Task prompt
Work out how many lines have "label" in them. Give only that number.

Excerpted records
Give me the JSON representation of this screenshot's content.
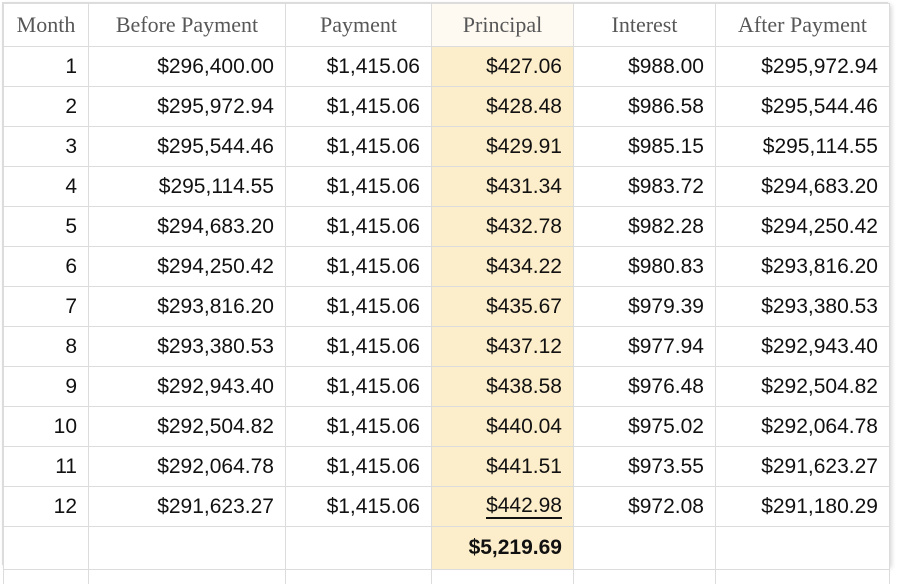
{
  "table": {
    "columns": [
      {
        "key": "month",
        "label": "Month",
        "align": "right",
        "highlight": false
      },
      {
        "key": "before",
        "label": "Before Payment",
        "align": "right",
        "highlight": false
      },
      {
        "key": "payment",
        "label": "Payment",
        "align": "right",
        "highlight": false
      },
      {
        "key": "principal",
        "label": "Principal",
        "align": "right",
        "highlight": true
      },
      {
        "key": "interest",
        "label": "Interest",
        "align": "right",
        "highlight": false
      },
      {
        "key": "after",
        "label": "After Payment",
        "align": "right",
        "highlight": false
      }
    ],
    "rows": [
      {
        "month": "1",
        "before": "$296,400.00",
        "payment": "$1,415.06",
        "principal": "$427.06",
        "interest": "$988.00",
        "after": "$295,972.94"
      },
      {
        "month": "2",
        "before": "$295,972.94",
        "payment": "$1,415.06",
        "principal": "$428.48",
        "interest": "$986.58",
        "after": "$295,544.46"
      },
      {
        "month": "3",
        "before": "$295,544.46",
        "payment": "$1,415.06",
        "principal": "$429.91",
        "interest": "$985.15",
        "after": "$295,114.55"
      },
      {
        "month": "4",
        "before": "$295,114.55",
        "payment": "$1,415.06",
        "principal": "$431.34",
        "interest": "$983.72",
        "after": "$294,683.20"
      },
      {
        "month": "5",
        "before": "$294,683.20",
        "payment": "$1,415.06",
        "principal": "$432.78",
        "interest": "$982.28",
        "after": "$294,250.42"
      },
      {
        "month": "6",
        "before": "$294,250.42",
        "payment": "$1,415.06",
        "principal": "$434.22",
        "interest": "$980.83",
        "after": "$293,816.20"
      },
      {
        "month": "7",
        "before": "$293,816.20",
        "payment": "$1,415.06",
        "principal": "$435.67",
        "interest": "$979.39",
        "after": "$293,380.53"
      },
      {
        "month": "8",
        "before": "$293,380.53",
        "payment": "$1,415.06",
        "principal": "$437.12",
        "interest": "$977.94",
        "after": "$292,943.40"
      },
      {
        "month": "9",
        "before": "$292,943.40",
        "payment": "$1,415.06",
        "principal": "$438.58",
        "interest": "$976.48",
        "after": "$292,504.82"
      },
      {
        "month": "10",
        "before": "$292,504.82",
        "payment": "$1,415.06",
        "principal": "$440.04",
        "interest": "$975.02",
        "after": "$292,064.78"
      },
      {
        "month": "11",
        "before": "$292,064.78",
        "payment": "$1,415.06",
        "principal": "$441.51",
        "interest": "$973.55",
        "after": "$291,623.27"
      },
      {
        "month": "12",
        "before": "$291,623.27",
        "payment": "$1,415.06",
        "principal": "$442.98",
        "interest": "$972.08",
        "after": "$291,180.29"
      }
    ],
    "total_row": {
      "month": "",
      "before": "",
      "payment": "",
      "principal": "$5,219.69",
      "interest": "",
      "after": ""
    }
  },
  "colors": {
    "highlight_fill": "#fdeecb",
    "header_highlight_fill": "#fefaf1",
    "grid_line": "#dcdcdc",
    "header_text": "#575757",
    "body_text": "#111111",
    "sheet_background": "#ffffff"
  }
}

The response
6